● **Input for this task**
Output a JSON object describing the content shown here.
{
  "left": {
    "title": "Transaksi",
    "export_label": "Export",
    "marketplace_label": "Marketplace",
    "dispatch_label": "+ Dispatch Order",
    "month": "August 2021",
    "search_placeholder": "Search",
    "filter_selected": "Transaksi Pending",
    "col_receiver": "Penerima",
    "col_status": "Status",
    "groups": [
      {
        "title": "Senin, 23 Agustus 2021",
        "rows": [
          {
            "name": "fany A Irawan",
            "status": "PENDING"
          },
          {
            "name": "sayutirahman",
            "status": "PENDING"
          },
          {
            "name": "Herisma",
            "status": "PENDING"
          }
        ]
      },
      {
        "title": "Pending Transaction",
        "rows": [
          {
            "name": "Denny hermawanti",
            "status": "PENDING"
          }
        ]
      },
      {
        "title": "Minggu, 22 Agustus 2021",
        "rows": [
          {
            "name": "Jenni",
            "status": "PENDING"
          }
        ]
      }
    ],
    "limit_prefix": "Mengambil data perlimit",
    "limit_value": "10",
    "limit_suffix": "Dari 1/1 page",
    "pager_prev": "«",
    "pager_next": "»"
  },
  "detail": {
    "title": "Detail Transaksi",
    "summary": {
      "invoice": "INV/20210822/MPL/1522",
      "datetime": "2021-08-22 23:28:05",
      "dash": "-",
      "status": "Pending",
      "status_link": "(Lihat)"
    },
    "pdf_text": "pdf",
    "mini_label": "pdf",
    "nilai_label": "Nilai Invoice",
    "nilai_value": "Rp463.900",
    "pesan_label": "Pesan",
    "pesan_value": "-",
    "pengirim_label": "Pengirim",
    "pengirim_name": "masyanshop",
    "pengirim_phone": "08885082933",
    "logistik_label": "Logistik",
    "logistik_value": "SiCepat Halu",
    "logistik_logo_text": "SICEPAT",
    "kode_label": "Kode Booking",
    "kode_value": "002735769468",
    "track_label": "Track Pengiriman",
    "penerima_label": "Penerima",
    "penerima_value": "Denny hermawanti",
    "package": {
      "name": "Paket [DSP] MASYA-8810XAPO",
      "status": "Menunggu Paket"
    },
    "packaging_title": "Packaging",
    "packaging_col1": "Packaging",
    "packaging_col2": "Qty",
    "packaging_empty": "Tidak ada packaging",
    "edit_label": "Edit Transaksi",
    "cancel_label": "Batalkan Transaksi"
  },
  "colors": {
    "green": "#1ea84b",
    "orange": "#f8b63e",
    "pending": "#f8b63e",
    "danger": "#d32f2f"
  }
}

● **What this task involves**
Copy every line of the records above that holds the word "Paket".

● **Solution below**
      "name": "Paket [DSP] MASYA-8810XAPO",
      "status": "Menunggu Paket"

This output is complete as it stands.